◆ **Objective**:
What number of lines hold the word "mayores"? State that number and nothing besides.

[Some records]
[start]

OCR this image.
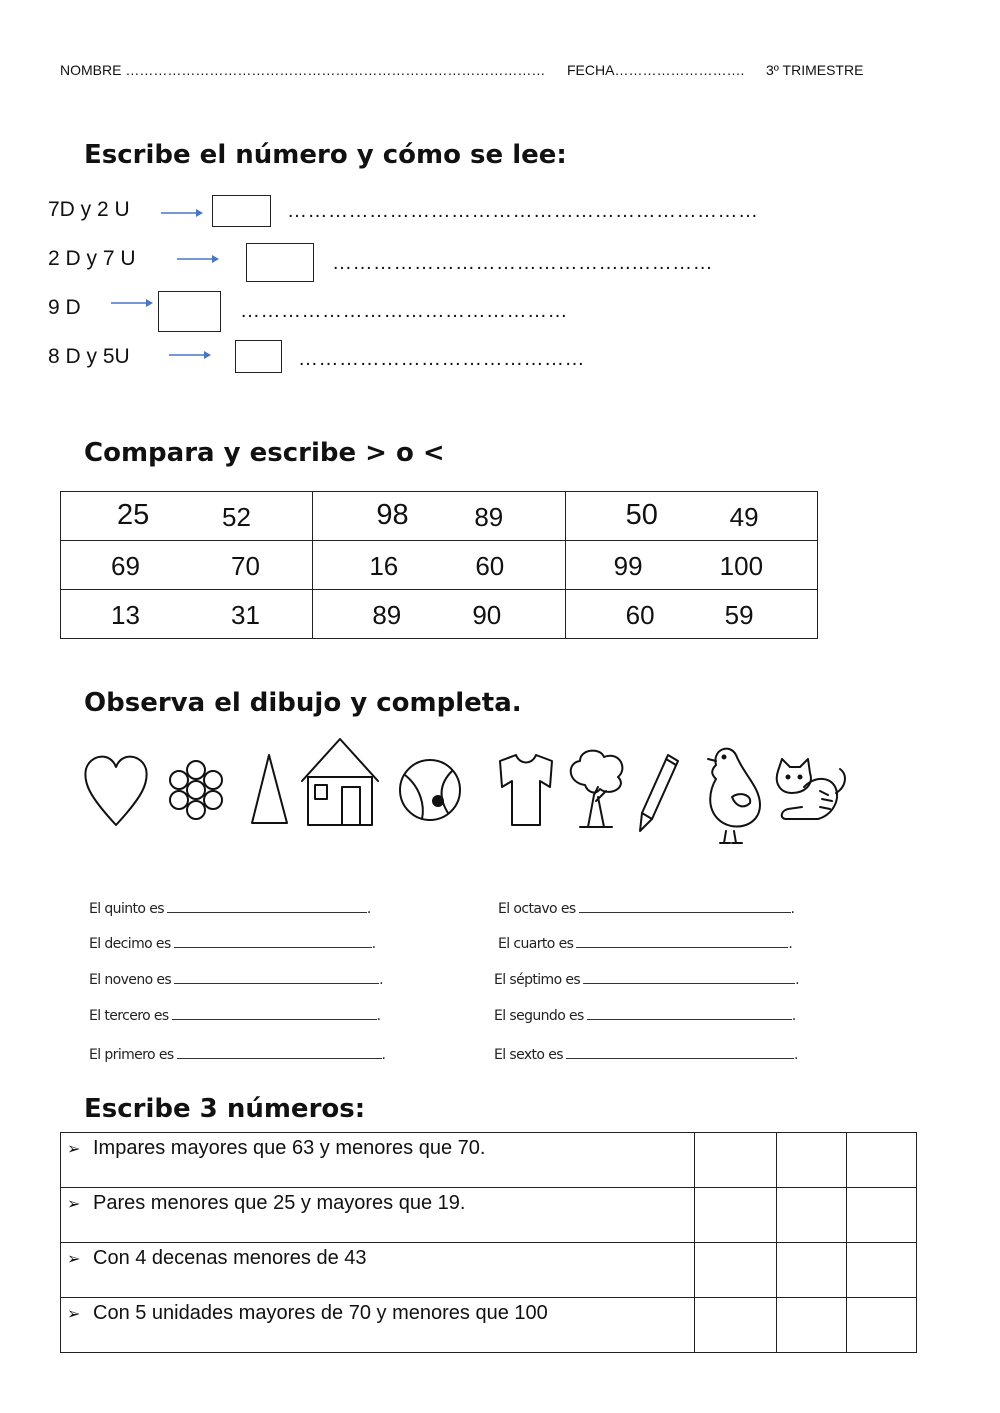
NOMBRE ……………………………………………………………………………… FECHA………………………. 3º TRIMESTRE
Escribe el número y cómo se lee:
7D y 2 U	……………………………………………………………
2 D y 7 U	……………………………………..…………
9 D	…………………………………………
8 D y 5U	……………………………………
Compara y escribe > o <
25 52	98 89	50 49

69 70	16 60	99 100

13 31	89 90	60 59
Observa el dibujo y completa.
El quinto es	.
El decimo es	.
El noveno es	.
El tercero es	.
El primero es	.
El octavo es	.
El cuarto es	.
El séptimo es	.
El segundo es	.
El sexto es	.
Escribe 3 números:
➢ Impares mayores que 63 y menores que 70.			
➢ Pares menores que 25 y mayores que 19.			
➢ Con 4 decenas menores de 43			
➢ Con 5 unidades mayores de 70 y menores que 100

[end]

◆ **Solution for this task**:
3